Stated exercise: Look through the listing and locate every line containing the word "果施复合肥"; copy those lines.

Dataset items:
----------

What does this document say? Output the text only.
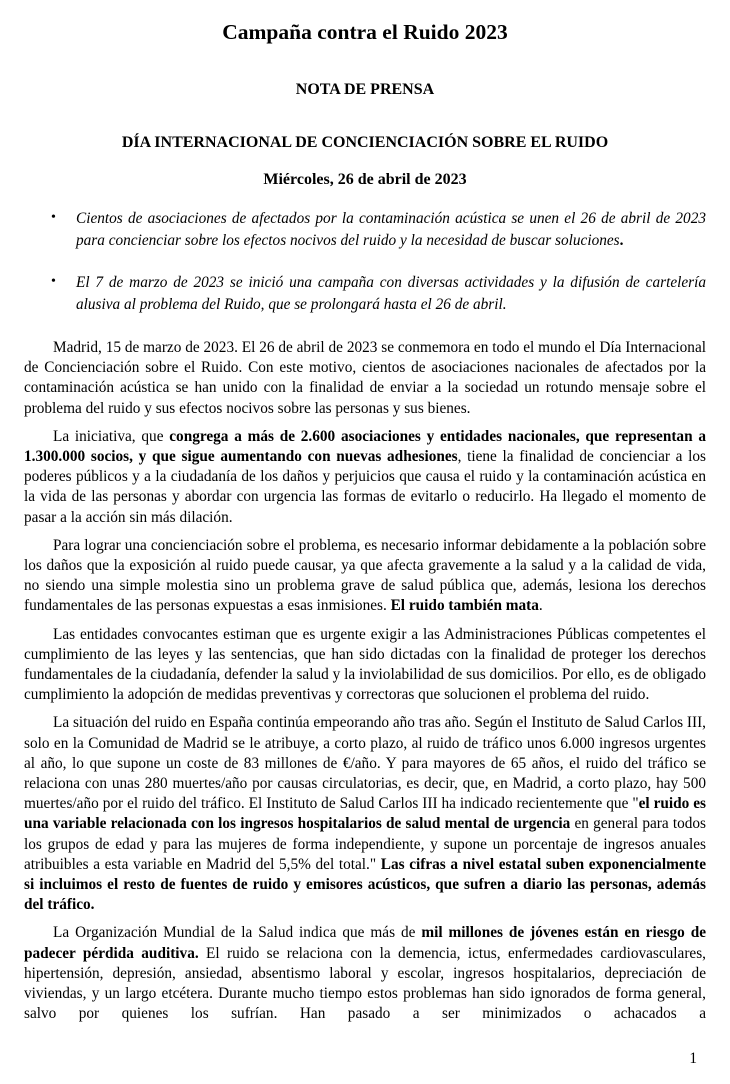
Campaña contra el Ruido 2023
NOTA DE PRENSA
DÍA INTERNACIONAL DE CONCIENCIACIÓN SOBRE EL RUIDO
Miércoles, 26 de abril de 2023
• Cientos de asociaciones de afectados por la contaminación acústica se unen el 26 de abril de 2023 para concienciar sobre los efectos nocivos del ruido y la necesidad de buscar soluciones.
• El 7 de marzo de 2023 se inició una campaña con diversas actividades y la difusión de cartelería alusiva al problema del Ruido, que se prolongará hasta el 26 de abril.

Madrid, 15 de marzo de 2023. El 26 de abril de 2023 se conmemora en todo el mundo el Día Internacional de Concienciación sobre el Ruido. Con este motivo, cientos de asociaciones nacionales de afectados por la contaminación acústica se han unido con la finalidad de enviar a la sociedad un rotundo mensaje sobre el problema del ruido y sus efectos nocivos sobre las personas y sus bienes.

La iniciativa, que congrega a más de 2.600 asociaciones y entidades nacionales, que representan a 1.300.000 socios, y que sigue aumentando con nuevas adhesiones, tiene la finalidad de concienciar a los poderes públicos y a la ciudadanía de los daños y perjuicios que causa el ruido y la contaminación acústica en la vida de las personas y abordar con urgencia las formas de evitarlo o reducirlo. Ha llegado el momento de pasar a la acción sin más dilación.

Para lograr una concienciación sobre el problema, es necesario informar debidamente a la población sobre los daños que la exposición al ruido puede causar, ya que afecta gravemente a la salud y a la calidad de vida, no siendo una simple molestia sino un problema grave de salud pública que, además, lesiona los derechos fundamentales de las personas expuestas a esas inmisiones. El ruido también mata.

Las entidades convocantes estiman que es urgente exigir a las Administraciones Públicas competentes el cumplimiento de las leyes y las sentencias, que han sido dictadas con la finalidad de proteger los derechos fundamentales de la ciudadanía, defender la salud y la inviolabilidad de sus domicilios. Por ello, es de obligado cumplimiento la adopción de medidas preventivas y correctoras que solucionen el problema del ruido.

La situación del ruido en España continúa empeorando año tras año. Según el Instituto de Salud Carlos III, solo en la Comunidad de Madrid se le atribuye, a corto plazo, al ruido de tráfico unos 6.000 ingresos urgentes al año, lo que supone un coste de 83 millones de €/año. Y para mayores de 65 años, el ruido del tráfico se relaciona con unas 280 muertes/año por causas circulatorias, es decir, que, en Madrid, a corto plazo, hay 500 muertes/año por el ruido del tráfico. El Instituto de Salud Carlos III ha indicado recientemente que "el ruido es una variable relacionada con los ingresos hospitalarios de salud mental de urgencia en general para todos los grupos de edad y para las mujeres de forma independiente, y supone un porcentaje de ingresos anuales atribuibles a esta variable en Madrid del 5,5% del total." Las cifras a nivel estatal suben exponencialmente si incluimos el resto de fuentes de ruido y emisores acústicos, que sufren a diario las personas, además del tráfico.

La Organización Mundial de la Salud indica que más de mil millones de jóvenes están en riesgo de padecer pérdida auditiva. El ruido se relaciona con la demencia, ictus, enfermedades cardiovasculares, hipertensión, depresión, ansiedad, absentismo laboral y escolar, ingresos hospitalarios, depreciación de viviendas, y un largo etcétera. Durante mucho tiempo estos problemas han sido ignorados de forma general, salvo por quienes los sufrían. Han pasado a ser minimizados o achacados a

1
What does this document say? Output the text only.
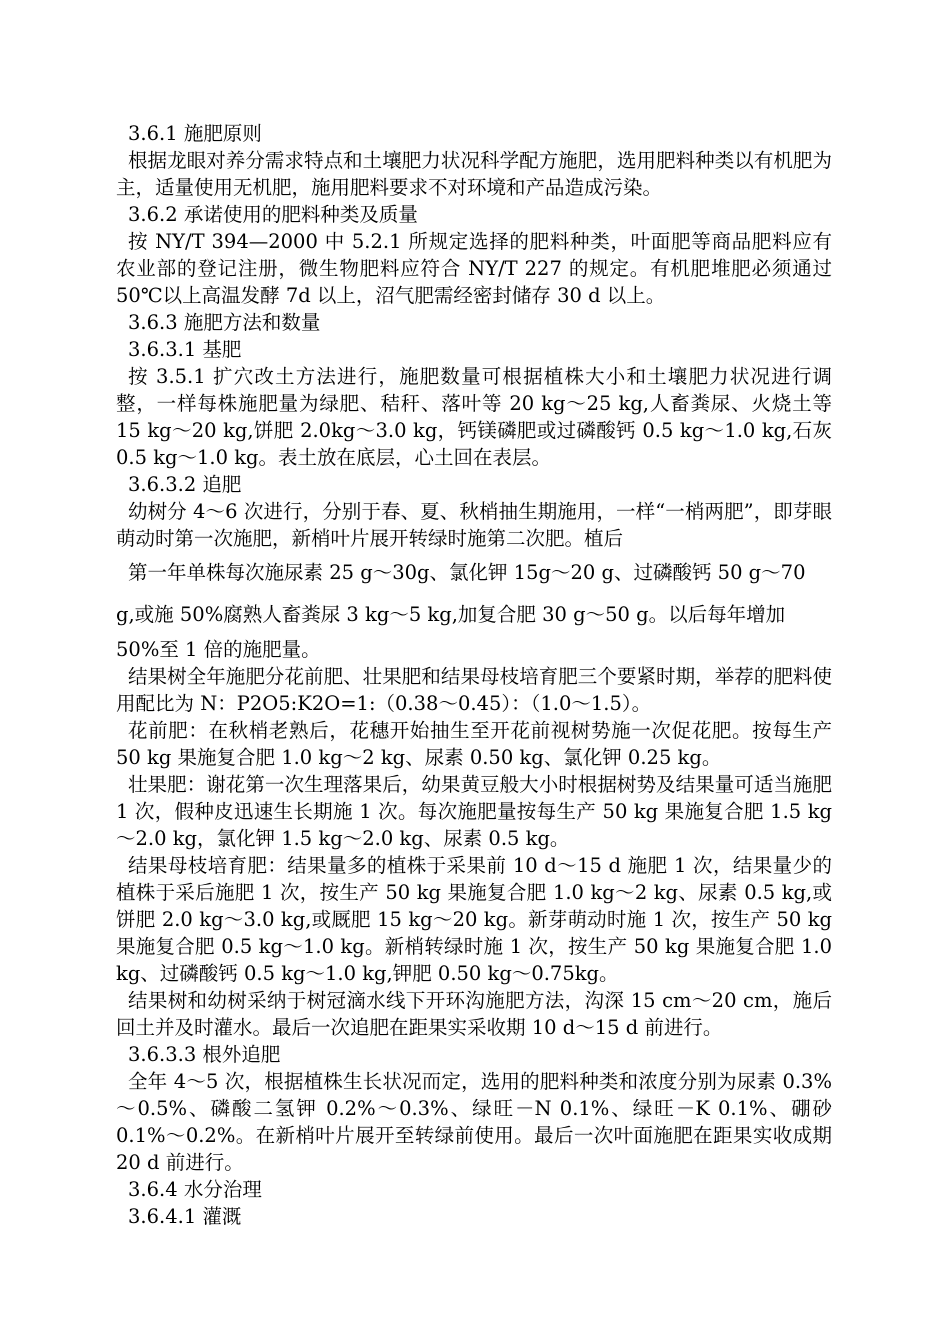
3.6.1 施肥原则
根据龙眼对养分需求特点和土壤肥力状况科学配方施肥，选用肥料种类以有机肥为主，适量使用无机肥，施用肥料要求不对环境和产品造成污染。
3.6.2 承诺使用的肥料种类及质量
按 NY/T 394—2000 中 5.2.1 所规定选择的肥料种类，叶面肥等商品肥料应有农业部的登记注册，微生物肥料应符合 NY/T 227 的规定。有机肥堆肥必须通过 50℃以上高温发酵 7d 以上，沼气肥需经密封储存 30 d 以上。
3.6.3 施肥方法和数量
3.6.3.1 基肥
按 3.5.1 扩穴改土方法进行，施肥数量可根据植株大小和土壤肥力状况进行调整，一样每株施肥量为绿肥、秸秆、落叶等 20 kg～25 kg,人畜粪尿、火烧土等 15 kg～20 kg,饼肥 2.0kg～3.0 kg，钙镁磷肥或过磷酸钙 0.5 kg～1.0 kg,石灰 0.5 kg～1.0 kg。表土放在底层，心土回在表层。
3.6.3.2 追肥
幼树分 4～6 次进行，分别于春、夏、秋梢抽生期施用，一样“一梢两肥”，即芽眼萌动时第一次施肥，新梢叶片展开转绿时施第二次肥。植后
第一年单株每次施尿素 25 g～30g、氯化钾 15g～20 g、过磷酸钙 50 g～70
g,或施 50%腐熟人畜粪尿 3 kg～5 kg,加复合肥 30 g～50 g。以后每年增加
50%至 1 倍的施肥量。
结果树全年施肥分花前肥、壮果肥和结果母枝培育肥三个要紧时期，举荐的肥料使用配比为 N：P2O5:K2O=1:（0.38～0.45）：（1.0～1.5）。
花前肥：在秋梢老熟后，花穗开始抽生至开花前视树势施一次促花肥。按每生产 50 kg 果施复合肥 1.0 kg～2 kg、尿素 0.50 kg、氯化钾 0.25 kg。
壮果肥：谢花第一次生理落果后，幼果黄豆般大小时根据树势及结果量可适当施肥 1 次，假种皮迅速生长期施 1 次。每次施肥量按每生产 50 kg 果施复合肥 1.5 kg～2.0 kg，氯化钾 1.5 kg～2.0 kg、尿素 0.5 kg。
结果母枝培育肥：结果量多的植株于采果前 10 d～15 d 施肥 1 次，结果量少的植株于采后施肥 1 次，按生产 50 kg 果施复合肥 1.0 kg～2 kg、尿素 0.5 kg,或饼肥 2.0 kg～3.0 kg,或厩肥 15 kg～20 kg。新芽萌动时施 1 次，按生产 50 kg 果施复合肥 0.5 kg～1.0 kg。新梢转绿时施 1 次，按生产 50 kg 果施复合肥 1.0 kg、过磷酸钙 0.5 kg～1.0 kg,钾肥 0.50 kg～0.75kg。
结果树和幼树采纳于树冠滴水线下开环沟施肥方法，沟深 15 cm～20 cm，施后回土并及时灌水。最后一次追肥在距果实采收期 10 d～15 d 前进行。
3.6.3.3 根外追肥
全年 4～5 次，根据植株生长状况而定，选用的肥料种类和浓度分别为尿素 0.3%～0.5%、磷酸二氢钾 0.2%～0.3%、绿旺－N 0.1%、绿旺－K 0.1%、硼砂 0.1%～0.2%。在新梢叶片展开至转绿前使用。最后一次叶面施肥在距果实收成期 20 d 前进行。
3.6.4 水分治理
3.6.4.1 灌溉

----------

Exercise output:
花前肥：在秋梢老熟后，花穗开始抽生至开花前视树势施一次促花肥。按每生产 50 kg 果施复合肥 1.0 kg～2 kg、尿素 0.50 kg、氯化钾 0.25 kg。
壮果肥：谢花第一次生理落果后，幼果黄豆般大小时根据树势及结果量可适当施肥 1 次，假种皮迅速生长期施 1 次。每次施肥量按每生产 50 kg 果施复合肥 1.5 kg～2.0 kg，氯化钾 1.5 kg～2.0 kg、尿素 0.5 kg。
结果母枝培育肥：结果量多的植株于采果前 10 d～15 d 施肥 1 次，结果量少的植株于采后施肥 1 次，按生产 50 kg 果施复合肥 1.0 kg～2 kg、尿素 0.5 kg,或饼肥 2.0 kg～3.0 kg,或厩肥 15 kg～20 kg。新芽萌动时施 1 次，按生产 50 kg 果施复合肥 0.5 kg～1.0 kg。新梢转绿时施 1 次，按生产 50 kg 果施复合肥 1.0 kg、过磷酸钙 0.5 kg～1.0 kg,钾肥 0.50 kg～0.75kg。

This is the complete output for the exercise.